Exercise inputs:
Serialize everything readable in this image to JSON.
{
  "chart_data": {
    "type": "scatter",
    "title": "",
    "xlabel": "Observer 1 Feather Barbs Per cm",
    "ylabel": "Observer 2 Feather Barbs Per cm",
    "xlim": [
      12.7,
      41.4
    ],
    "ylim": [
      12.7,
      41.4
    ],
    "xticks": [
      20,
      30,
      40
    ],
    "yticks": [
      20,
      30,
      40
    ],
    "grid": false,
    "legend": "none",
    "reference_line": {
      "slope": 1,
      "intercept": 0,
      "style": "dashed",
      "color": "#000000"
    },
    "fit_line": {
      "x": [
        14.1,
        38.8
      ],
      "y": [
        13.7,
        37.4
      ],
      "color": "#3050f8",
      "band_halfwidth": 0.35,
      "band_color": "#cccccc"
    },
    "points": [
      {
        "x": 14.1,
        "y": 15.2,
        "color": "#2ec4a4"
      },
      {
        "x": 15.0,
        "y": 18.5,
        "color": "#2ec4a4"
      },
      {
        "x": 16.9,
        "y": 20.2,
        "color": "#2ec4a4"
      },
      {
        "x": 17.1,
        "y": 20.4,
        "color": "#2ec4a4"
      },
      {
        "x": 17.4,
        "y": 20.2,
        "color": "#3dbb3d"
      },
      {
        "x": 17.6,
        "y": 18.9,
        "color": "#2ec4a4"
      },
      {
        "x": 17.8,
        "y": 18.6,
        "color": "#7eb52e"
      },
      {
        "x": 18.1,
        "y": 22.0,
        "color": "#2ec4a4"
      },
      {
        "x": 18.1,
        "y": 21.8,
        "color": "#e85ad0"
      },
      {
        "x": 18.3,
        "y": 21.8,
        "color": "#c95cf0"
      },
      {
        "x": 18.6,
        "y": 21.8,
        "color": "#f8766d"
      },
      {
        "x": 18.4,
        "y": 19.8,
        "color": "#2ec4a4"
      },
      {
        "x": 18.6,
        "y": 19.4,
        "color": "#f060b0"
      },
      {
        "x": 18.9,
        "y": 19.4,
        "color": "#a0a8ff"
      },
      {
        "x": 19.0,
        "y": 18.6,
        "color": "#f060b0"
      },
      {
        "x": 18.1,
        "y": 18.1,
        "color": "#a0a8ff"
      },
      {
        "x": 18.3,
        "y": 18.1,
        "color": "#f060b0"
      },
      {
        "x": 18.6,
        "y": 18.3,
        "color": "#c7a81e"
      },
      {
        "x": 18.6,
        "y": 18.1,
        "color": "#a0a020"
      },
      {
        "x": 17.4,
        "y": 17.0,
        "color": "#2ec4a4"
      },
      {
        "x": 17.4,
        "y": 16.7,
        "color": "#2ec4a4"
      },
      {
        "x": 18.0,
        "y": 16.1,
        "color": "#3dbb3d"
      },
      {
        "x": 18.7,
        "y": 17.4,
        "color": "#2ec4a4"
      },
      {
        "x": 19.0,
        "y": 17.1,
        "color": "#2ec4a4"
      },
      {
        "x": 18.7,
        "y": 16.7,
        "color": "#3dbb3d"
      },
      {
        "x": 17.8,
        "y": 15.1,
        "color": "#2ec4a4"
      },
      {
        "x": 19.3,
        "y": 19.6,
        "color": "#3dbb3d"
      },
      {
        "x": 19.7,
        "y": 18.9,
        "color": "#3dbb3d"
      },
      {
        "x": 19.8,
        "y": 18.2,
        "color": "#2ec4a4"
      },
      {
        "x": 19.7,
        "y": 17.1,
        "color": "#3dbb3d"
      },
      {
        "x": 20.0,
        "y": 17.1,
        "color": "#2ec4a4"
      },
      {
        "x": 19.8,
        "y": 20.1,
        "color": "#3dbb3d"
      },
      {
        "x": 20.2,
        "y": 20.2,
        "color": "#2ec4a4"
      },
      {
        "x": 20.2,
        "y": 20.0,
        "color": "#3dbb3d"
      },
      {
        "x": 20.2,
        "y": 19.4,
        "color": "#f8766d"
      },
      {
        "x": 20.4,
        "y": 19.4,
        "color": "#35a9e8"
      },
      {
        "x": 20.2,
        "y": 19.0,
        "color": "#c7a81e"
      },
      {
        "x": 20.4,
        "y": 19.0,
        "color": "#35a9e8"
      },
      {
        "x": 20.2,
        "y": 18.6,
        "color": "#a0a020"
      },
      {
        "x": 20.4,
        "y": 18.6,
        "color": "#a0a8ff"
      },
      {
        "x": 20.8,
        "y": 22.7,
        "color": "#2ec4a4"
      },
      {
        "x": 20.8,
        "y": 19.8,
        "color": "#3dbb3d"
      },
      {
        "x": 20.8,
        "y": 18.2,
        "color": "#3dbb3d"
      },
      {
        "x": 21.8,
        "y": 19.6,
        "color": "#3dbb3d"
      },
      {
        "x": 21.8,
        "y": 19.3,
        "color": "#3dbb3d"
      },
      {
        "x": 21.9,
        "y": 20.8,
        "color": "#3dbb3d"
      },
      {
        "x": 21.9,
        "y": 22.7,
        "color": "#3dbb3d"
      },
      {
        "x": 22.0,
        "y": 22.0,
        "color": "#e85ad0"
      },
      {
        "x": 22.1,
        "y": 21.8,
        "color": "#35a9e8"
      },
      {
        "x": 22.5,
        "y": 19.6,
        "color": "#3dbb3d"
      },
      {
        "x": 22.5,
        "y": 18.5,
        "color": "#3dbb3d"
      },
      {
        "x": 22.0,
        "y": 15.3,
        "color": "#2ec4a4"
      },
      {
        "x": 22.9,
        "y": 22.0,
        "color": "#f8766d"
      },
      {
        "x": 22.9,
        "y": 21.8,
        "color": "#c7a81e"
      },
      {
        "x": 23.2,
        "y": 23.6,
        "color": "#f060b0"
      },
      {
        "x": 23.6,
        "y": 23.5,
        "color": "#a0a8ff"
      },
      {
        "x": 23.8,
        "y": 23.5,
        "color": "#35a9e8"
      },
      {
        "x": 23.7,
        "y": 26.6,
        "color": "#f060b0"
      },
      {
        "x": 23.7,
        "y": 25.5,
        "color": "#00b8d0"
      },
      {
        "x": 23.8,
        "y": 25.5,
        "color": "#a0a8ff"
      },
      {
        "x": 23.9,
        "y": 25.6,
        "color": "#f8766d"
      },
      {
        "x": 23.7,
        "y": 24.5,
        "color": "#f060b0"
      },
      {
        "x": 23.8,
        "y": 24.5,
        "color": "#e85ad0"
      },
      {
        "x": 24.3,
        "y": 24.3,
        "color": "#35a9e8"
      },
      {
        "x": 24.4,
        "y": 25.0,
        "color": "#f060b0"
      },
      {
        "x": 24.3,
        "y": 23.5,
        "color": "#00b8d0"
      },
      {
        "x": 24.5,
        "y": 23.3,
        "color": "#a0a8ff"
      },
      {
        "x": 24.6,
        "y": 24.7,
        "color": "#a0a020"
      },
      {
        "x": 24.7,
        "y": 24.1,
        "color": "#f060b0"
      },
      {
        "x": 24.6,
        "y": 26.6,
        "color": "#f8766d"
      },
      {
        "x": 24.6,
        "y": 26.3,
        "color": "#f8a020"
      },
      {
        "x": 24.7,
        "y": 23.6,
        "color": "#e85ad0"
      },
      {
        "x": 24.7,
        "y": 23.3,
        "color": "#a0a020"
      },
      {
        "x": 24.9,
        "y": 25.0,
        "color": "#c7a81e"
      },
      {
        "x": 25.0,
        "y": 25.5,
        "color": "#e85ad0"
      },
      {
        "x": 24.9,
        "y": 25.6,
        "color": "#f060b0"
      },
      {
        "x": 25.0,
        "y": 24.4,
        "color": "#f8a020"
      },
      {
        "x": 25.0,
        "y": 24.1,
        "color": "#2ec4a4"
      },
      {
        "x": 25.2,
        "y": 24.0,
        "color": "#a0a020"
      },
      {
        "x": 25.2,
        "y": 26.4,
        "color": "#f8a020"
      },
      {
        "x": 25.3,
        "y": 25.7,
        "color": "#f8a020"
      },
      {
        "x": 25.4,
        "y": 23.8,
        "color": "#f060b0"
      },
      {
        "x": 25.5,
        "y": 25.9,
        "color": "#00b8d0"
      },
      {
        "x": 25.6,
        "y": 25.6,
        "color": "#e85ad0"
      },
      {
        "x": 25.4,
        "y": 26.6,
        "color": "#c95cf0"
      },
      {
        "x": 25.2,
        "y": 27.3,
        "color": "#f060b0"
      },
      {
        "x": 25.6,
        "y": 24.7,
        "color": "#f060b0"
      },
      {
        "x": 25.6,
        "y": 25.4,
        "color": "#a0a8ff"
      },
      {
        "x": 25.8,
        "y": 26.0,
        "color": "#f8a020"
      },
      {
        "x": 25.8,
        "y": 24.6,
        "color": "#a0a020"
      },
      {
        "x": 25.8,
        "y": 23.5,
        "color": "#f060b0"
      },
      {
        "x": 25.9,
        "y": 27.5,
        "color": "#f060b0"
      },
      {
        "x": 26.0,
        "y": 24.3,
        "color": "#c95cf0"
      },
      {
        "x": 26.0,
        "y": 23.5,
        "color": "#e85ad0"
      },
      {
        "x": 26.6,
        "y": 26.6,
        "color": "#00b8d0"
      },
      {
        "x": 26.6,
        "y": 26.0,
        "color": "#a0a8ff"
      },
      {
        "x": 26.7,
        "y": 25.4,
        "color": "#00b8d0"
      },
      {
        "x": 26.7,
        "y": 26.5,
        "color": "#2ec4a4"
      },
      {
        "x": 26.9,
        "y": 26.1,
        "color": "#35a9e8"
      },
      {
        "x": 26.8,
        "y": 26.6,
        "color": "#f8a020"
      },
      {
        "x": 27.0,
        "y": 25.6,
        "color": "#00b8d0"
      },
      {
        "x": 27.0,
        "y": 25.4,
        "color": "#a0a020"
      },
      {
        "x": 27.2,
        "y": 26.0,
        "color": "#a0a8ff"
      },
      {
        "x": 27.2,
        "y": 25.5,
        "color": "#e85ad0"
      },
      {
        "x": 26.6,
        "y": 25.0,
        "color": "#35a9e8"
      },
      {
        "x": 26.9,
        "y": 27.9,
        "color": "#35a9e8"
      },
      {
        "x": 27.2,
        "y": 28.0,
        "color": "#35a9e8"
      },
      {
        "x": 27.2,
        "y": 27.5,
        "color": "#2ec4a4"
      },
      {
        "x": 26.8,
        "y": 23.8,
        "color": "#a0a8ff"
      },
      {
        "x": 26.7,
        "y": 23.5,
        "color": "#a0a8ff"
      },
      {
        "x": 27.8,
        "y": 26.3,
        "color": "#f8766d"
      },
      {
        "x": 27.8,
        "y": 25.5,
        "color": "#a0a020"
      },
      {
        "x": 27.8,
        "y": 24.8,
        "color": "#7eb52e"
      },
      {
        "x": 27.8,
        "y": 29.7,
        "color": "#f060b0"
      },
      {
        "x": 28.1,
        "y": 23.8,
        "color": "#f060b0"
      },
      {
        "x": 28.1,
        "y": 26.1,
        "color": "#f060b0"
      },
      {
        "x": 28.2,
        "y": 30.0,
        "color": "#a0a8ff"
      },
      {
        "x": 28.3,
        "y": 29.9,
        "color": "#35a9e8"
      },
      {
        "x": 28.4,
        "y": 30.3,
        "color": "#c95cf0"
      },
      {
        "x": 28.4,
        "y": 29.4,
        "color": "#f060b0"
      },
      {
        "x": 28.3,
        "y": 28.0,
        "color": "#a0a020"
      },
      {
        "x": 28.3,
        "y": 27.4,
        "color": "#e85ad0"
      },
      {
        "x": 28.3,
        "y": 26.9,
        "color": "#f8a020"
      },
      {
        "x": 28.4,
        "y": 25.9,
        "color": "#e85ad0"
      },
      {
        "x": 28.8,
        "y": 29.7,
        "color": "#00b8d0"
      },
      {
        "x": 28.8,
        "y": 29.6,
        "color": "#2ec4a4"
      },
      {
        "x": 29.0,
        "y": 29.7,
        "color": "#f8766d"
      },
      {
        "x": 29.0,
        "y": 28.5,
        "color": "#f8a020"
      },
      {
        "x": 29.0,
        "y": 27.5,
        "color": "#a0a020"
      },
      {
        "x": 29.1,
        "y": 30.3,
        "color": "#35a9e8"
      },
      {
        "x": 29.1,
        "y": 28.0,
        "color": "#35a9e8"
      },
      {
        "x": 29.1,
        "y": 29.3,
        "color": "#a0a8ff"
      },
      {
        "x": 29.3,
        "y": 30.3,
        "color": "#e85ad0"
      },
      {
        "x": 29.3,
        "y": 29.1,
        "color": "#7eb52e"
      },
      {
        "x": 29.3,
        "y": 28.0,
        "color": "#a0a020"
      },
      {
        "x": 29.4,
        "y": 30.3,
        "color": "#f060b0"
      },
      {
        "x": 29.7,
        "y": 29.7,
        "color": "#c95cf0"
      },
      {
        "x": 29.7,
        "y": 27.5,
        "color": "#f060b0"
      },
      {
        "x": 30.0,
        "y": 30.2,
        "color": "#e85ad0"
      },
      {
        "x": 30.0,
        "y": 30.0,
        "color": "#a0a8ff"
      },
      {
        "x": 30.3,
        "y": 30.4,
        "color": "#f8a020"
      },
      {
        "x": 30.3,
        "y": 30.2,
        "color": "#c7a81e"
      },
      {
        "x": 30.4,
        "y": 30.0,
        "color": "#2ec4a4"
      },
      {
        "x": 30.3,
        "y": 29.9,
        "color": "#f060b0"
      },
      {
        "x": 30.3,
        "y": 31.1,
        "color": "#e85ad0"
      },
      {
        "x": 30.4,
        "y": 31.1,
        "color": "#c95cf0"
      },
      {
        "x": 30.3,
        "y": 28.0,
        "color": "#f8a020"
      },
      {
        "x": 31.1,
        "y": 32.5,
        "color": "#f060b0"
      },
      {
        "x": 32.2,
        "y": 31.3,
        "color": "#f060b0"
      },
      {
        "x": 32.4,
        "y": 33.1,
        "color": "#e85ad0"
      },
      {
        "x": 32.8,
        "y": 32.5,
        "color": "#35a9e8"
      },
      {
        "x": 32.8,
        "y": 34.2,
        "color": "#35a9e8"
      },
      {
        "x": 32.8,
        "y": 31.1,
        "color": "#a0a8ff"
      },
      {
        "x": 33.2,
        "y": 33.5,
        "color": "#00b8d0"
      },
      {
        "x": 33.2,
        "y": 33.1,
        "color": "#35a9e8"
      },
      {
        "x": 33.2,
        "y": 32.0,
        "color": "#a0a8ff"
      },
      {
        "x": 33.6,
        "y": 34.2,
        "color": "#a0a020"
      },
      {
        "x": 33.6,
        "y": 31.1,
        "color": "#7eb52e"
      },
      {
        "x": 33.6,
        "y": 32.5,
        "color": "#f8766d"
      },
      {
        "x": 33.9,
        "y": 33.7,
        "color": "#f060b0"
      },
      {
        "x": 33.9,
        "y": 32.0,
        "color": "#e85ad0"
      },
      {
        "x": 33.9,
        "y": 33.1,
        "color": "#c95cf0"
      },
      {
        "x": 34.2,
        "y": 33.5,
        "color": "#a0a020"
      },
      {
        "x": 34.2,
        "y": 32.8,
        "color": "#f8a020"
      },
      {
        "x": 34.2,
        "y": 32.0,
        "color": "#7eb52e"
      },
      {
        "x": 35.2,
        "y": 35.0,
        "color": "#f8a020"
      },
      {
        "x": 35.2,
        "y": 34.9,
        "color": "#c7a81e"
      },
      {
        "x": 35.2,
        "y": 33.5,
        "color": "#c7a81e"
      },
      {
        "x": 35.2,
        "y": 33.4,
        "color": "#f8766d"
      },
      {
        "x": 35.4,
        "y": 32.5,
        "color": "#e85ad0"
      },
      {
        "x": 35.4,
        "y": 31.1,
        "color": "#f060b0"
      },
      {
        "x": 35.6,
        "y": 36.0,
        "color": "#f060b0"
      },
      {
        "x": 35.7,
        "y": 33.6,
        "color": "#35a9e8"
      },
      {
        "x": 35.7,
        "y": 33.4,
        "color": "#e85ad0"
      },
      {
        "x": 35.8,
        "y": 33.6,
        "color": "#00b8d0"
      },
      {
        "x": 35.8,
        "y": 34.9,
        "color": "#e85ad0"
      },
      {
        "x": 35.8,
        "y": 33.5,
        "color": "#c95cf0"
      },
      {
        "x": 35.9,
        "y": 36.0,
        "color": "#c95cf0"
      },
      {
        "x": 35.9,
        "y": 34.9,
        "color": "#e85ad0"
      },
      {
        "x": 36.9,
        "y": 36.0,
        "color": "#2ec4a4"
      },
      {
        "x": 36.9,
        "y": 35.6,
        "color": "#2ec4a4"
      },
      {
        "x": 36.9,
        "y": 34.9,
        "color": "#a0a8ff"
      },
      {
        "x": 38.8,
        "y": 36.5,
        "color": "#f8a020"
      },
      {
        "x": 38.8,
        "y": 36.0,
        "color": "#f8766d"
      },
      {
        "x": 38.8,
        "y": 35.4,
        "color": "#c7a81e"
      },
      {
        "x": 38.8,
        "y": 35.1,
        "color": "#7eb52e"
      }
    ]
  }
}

Directions:
Pick out every line holding the string "Observer" and return it.

Solution for this exercise:
    "xlabel": "Observer 1 Feather Barbs Per cm",
    "ylabel": "Observer 2 Feather Barbs Per cm",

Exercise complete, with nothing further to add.